● **SHORT EXERCISE**
Every line below that contains "sushi" is to be copied.

● **RECORD LIST**
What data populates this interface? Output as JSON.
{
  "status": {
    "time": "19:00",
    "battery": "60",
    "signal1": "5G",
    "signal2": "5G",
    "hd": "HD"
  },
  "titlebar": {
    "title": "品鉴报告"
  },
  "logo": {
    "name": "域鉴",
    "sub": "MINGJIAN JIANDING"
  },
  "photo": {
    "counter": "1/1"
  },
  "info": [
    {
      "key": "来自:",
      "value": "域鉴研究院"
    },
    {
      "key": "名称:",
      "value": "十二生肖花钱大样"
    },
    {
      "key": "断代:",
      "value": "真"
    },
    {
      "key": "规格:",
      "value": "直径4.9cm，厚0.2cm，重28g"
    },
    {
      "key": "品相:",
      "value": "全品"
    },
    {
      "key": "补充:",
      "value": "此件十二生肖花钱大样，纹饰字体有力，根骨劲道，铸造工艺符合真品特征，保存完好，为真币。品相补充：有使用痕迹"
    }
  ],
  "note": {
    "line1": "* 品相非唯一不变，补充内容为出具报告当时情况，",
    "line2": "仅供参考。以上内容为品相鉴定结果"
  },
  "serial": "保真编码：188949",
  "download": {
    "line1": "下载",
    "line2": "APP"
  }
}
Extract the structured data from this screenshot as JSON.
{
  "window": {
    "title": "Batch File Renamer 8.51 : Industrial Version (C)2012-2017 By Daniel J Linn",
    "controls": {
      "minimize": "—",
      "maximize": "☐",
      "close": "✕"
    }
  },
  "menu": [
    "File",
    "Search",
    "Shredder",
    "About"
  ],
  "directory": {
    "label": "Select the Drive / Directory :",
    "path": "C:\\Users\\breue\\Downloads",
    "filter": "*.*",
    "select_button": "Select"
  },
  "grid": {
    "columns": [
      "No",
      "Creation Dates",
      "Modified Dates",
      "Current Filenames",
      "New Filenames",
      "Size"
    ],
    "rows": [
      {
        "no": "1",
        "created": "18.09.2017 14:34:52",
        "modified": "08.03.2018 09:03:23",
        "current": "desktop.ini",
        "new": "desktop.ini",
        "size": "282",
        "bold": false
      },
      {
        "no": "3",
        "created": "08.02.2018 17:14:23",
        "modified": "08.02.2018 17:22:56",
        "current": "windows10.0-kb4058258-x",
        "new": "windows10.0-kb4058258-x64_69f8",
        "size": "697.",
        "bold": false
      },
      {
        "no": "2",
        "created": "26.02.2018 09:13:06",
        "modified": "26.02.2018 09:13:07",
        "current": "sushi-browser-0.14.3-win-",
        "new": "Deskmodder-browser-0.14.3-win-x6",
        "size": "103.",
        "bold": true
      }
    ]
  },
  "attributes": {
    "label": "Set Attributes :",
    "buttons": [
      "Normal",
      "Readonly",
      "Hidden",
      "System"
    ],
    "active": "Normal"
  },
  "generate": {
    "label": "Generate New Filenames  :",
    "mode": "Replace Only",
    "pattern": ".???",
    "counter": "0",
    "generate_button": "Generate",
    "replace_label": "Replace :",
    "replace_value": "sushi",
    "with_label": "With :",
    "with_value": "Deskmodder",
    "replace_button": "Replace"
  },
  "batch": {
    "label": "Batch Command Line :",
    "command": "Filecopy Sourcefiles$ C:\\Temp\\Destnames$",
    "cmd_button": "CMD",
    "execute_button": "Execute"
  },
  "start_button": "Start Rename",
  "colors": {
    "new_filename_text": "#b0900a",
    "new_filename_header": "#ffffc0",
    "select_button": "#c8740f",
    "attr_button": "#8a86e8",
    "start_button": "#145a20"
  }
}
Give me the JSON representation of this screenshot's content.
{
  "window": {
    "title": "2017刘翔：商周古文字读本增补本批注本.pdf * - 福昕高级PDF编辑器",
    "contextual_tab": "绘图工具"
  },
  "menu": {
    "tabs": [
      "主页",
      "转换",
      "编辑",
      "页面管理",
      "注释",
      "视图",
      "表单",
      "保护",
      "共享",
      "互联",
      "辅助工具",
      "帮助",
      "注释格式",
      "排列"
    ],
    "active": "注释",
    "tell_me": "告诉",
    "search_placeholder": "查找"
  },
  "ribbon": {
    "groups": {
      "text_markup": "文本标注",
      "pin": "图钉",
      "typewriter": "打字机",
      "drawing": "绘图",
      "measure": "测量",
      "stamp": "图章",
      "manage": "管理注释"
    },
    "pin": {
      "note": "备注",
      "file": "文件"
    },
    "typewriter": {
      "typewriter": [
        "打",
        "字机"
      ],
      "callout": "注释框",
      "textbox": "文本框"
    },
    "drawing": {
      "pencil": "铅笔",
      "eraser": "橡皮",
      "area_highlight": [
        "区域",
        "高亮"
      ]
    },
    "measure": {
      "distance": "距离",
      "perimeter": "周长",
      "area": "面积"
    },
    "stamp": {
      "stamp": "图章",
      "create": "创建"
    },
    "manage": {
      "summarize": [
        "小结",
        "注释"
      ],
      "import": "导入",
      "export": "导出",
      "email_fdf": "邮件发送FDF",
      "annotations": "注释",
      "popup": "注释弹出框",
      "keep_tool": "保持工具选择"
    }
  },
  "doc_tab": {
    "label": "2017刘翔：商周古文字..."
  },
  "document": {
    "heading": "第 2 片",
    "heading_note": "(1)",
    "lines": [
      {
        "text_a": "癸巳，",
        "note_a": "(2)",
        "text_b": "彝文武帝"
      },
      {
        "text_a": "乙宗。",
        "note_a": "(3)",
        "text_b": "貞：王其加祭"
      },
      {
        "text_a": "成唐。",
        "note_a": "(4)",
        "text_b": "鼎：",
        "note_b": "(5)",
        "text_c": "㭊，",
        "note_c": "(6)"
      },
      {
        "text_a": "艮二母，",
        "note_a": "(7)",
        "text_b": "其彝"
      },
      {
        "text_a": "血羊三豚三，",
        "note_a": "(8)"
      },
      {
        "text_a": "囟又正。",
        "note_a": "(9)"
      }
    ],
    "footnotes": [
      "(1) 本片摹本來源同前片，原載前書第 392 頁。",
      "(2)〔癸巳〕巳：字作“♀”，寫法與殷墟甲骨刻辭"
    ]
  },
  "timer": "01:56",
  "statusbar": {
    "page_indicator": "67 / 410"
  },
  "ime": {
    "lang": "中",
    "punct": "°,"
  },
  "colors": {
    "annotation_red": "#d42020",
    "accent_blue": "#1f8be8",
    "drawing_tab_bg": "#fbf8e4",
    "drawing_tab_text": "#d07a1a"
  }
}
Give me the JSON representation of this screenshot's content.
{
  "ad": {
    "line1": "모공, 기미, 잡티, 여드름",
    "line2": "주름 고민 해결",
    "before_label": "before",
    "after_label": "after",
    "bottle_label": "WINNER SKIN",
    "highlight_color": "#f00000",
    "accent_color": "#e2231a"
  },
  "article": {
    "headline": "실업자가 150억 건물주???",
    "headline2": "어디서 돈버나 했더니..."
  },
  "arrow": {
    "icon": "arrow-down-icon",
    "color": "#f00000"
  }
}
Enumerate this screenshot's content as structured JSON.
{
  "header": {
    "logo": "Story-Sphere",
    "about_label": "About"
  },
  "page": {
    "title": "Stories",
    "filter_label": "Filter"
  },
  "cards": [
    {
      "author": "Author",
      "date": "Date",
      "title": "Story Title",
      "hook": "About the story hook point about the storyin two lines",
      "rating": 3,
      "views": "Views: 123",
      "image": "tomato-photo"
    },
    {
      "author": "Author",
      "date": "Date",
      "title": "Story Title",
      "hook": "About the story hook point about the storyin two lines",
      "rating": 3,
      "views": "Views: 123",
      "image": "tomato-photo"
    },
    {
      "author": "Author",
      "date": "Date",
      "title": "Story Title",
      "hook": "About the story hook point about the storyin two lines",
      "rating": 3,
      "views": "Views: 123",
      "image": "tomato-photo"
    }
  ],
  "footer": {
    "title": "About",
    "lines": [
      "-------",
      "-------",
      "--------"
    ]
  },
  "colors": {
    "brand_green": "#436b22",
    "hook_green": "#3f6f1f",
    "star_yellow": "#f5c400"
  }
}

● **FINISHED ANSWER**
        "current": "sushi-browser-0.14.3-win-",
    "replace_value": "sushi",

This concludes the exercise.